◆ THE PROBLEM: Please repeat the following lines word for word, from first to last.

(Data records)

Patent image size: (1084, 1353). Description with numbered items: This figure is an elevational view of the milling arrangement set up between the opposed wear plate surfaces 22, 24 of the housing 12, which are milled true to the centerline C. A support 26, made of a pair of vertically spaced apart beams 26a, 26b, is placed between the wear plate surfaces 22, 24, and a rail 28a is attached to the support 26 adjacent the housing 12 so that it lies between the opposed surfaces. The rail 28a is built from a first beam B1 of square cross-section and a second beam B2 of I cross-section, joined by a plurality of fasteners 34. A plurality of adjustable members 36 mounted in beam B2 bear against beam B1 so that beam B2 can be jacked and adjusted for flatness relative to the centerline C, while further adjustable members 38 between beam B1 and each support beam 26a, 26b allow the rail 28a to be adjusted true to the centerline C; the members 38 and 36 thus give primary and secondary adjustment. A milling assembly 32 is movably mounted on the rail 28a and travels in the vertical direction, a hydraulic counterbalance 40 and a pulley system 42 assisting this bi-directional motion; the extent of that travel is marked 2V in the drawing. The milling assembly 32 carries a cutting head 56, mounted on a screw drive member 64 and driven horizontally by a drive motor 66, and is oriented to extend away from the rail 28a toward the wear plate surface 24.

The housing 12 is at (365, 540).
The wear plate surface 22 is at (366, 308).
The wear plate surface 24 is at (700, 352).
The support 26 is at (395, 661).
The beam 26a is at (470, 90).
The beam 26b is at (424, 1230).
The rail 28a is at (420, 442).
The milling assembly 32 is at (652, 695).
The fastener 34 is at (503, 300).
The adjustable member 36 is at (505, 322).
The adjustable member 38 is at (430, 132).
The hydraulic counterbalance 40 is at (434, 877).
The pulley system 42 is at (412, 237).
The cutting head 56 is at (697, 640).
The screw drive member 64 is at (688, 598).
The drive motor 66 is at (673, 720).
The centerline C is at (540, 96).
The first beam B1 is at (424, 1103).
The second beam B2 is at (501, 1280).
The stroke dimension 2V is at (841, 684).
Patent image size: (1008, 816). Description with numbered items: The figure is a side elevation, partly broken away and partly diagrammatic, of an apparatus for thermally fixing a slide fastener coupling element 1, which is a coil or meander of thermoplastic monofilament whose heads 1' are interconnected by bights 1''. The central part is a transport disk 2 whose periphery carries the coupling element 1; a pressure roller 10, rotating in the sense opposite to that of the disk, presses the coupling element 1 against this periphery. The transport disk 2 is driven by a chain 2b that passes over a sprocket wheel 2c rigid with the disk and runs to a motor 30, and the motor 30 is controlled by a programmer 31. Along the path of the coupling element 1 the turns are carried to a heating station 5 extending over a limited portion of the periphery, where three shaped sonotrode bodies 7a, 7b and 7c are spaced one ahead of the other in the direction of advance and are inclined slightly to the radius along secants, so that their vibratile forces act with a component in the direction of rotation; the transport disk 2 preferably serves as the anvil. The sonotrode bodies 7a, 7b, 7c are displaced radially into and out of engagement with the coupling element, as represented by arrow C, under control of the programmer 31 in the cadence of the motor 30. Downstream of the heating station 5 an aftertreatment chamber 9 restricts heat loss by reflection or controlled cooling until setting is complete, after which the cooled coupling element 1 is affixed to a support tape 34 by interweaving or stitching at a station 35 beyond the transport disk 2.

◆ EXERCISE SOLUTION:
Patent image size: (1084, 1353). Description with numbered items: This figure is an elevational view of the milling arrangement set up between the opposed wear plate surfaces 22, 24 of the housing 12, which are milled true to the centerline C. A support 26, made of a pair of vertically spaced apart beams 26a, 26b, is placed between the wear plate surfaces 22, 24, and a rail 28a is attached to the support 26 adjacent the housing 12 so that it lies between the opposed surfaces. The rail 28a is built from a first beam B1 of square cross-section and a second beam B2 of I cross-section, joined by a plurality of fasteners 34. A plurality of adjustable members 36 mounted in beam B2 bear against beam B1 so that beam B2 can be jacked and adjusted for flatness relative to the centerline C, while further adjustable members 38 between beam B1 and each support beam 26a, 26b allow the rail 28a to be adjusted true to the centerline C; the members 38 and 36 thus give primary and secondary adjustment. A milling assembly 32 is movably mounted on the rail 28a and travels in the vertical direction, a hydraulic counterbalance 40 and a pulley system 42 assisting this bi-directional motion; the extent of that travel is marked 2V in the drawing. The milling assembly 32 carries a cutting head 56, mounted on a screw drive member 64 and driven horizontally by a drive motor 66, and is oriented to extend away from the rail 28a toward the wear plate surface 24.

The housing 12 is at (365, 540).
The wear plate surface 22 is at (366, 308).
The wear plate surface 24 is at (700, 352).
The support 26 is at (395, 661).
The beam 26a is at (470, 90).
The beam 26b is at (424, 1230).
The rail 28a is at (420, 442).
The milling assembly 32 is at (652, 695).
The fastener 34 is at (503, 300).
The adjustable member 36 is at (505, 322).
The adjustable member 38 is at (430, 132).
The hydraulic counterbalance 40 is at (434, 877).
The pulley system 42 is at (412, 237).
The cutting head 56 is at (697, 640).
The screw drive member 64 is at (688, 598).
The drive motor 66 is at (673, 720).
The centerline C is at (540, 96).
The first beam B1 is at (424, 1103).
The second beam B2 is at (501, 1280).
The stroke dimension 2V is at (841, 684).
Patent image size: (1008, 816). Description with numbered items: The figure is a side elevation, partly broken away and partly diagrammatic, of an apparatus for thermally fixing a slide fastener coupling element 1, which is a coil or meander of thermoplastic monofilament whose heads 1' are interconnected by bights 1''. The central part is a transport disk 2 whose periphery carries the coupling element 1; a pressure roller 10, rotating in the sense opposite to that of the disk, presses the coupling element 1 against this periphery. The transport disk 2 is driven by a chain 2b that passes over a sprocket wheel 2c rigid with the disk and runs to a motor 30, and the motor 30 is controlled by a programmer 31. Along the path of the coupling element 1 the turns are carried to a heating station 5 extending over a limited portion of the periphery, where three shaped sonotrode bodies 7a, 7b and 7c are spaced one ahead of the other in the direction of advance and are inclined slightly to the radius along secants, so that their vibratile forces act with a component in the direction of rotation; the transport disk 2 preferably serves as the anvil. The sonotrode bodies 7a, 7b, 7c are displaced radially into and out of engagement with the coupling element, as represented by arrow C, under control of the programmer 31 in the cadence of the motor 30. Downstream of the heating station 5 an aftertreatment chamber 9 restricts heat loss by reflection or controlled cooling until setting is complete, after which the cooled coupling element 1 is affixed to a support tape 34 by interweaving or stitching at a station 35 beyond the transport disk 2.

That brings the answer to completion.